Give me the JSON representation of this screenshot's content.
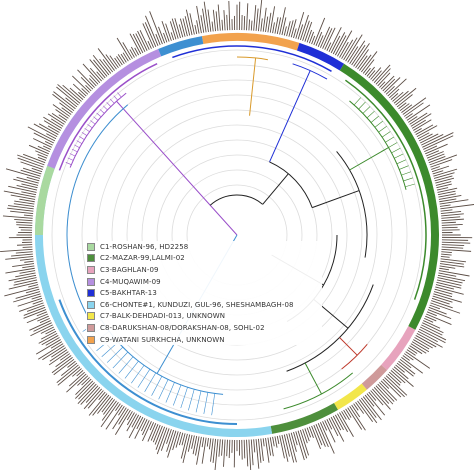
{
  "legend": {
    "items": [
      {
        "label": "C1-ROSHAN-96, HD2258",
        "color": "#a9d9a0"
      },
      {
        "label": "C2-MAZAR-99,LALMI-02",
        "color": "#4e8f3c"
      },
      {
        "label": "C3-BAGHLAN-09",
        "color": "#e7a3bd"
      },
      {
        "label": "C4-MUQAWIM-09",
        "color": "#b58fe0"
      },
      {
        "label": "C5-BAKHTAR-13",
        "color": "#1f2fd6"
      },
      {
        "label": "C6-CHONTE#1, KUNDUZI, GUL-96, SHESHAMBAGH-08",
        "color": "#8ad4ee"
      },
      {
        "label": "C7-BALK-DEHDADI-013, UNKNOWN",
        "color": "#f2e64a"
      },
      {
        "label": "C8-DARUKSHAN-08/DORAKSHAN-08, SOHL-02",
        "color": "#cf9a9a"
      },
      {
        "label": "C9-WATANI SURKHCHA, UNKNOWN",
        "color": "#f2a24d"
      }
    ]
  },
  "colors": {
    "bars": "#5b4d45",
    "rings": "#dcdcdc",
    "c1": "#a9d9a0",
    "c2": "#4e8f3c",
    "c2_branch": "#3c8a2c",
    "c3": "#e7a3bd",
    "c4": "#b58fe0",
    "c4_branch": "#9a4fc9",
    "c5": "#1f2fd6",
    "c6": "#8ad4ee",
    "c6_branch": "#3d8fd1",
    "c7": "#f2e64a",
    "c8": "#cf9a9a",
    "c8_branch": "#c0392b",
    "c9": "#f2a24d",
    "c9_branch": "#d99a2b"
  }
}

---

### Exercise
Set down the material exactly, every line of it, except for the pictures.

### Output of the exercise
Give me the JSON representation of this screenshot's content.
{
  "legend": {
    "items": [
      {
        "label": "C1-ROSHAN-96, HD2258",
        "color": "#a9d9a0"
      },
      {
        "label": "C2-MAZAR-99,LALMI-02",
        "color": "#4e8f3c"
      },
      {
        "label": "C3-BAGHLAN-09",
        "color": "#e7a3bd"
      },
      {
        "label": "C4-MUQAWIM-09",
        "color": "#b58fe0"
      },
      {
        "label": "C5-BAKHTAR-13",
        "color": "#1f2fd6"
      },
      {
        "label": "C6-CHONTE#1, KUNDUZI, GUL-96, SHESHAMBAGH-08",
        "color": "#8ad4ee"
      },
      {
        "label": "C7-BALK-DEHDADI-013, UNKNOWN",
        "color": "#f2e64a"
      },
      {
        "label": "C8-DARUKSHAN-08/DORAKSHAN-08, SOHL-02",
        "color": "#cf9a9a"
      },
      {
        "label": "C9-WATANI SURKHCHA, UNKNOWN",
        "color": "#f2a24d"
      }
    ]
  },
  "colors": {
    "bars": "#5b4d45",
    "rings": "#dcdcdc",
    "c1": "#a9d9a0",
    "c2": "#4e8f3c",
    "c2_branch": "#3c8a2c",
    "c3": "#e7a3bd",
    "c4": "#b58fe0",
    "c4_branch": "#9a4fc9",
    "c5": "#1f2fd6",
    "c6": "#8ad4ee",
    "c6_branch": "#3d8fd1",
    "c7": "#f2e64a",
    "c8": "#cf9a9a",
    "c8_branch": "#c0392b",
    "c9": "#f2a24d",
    "c9_branch": "#d99a2b"
  }
}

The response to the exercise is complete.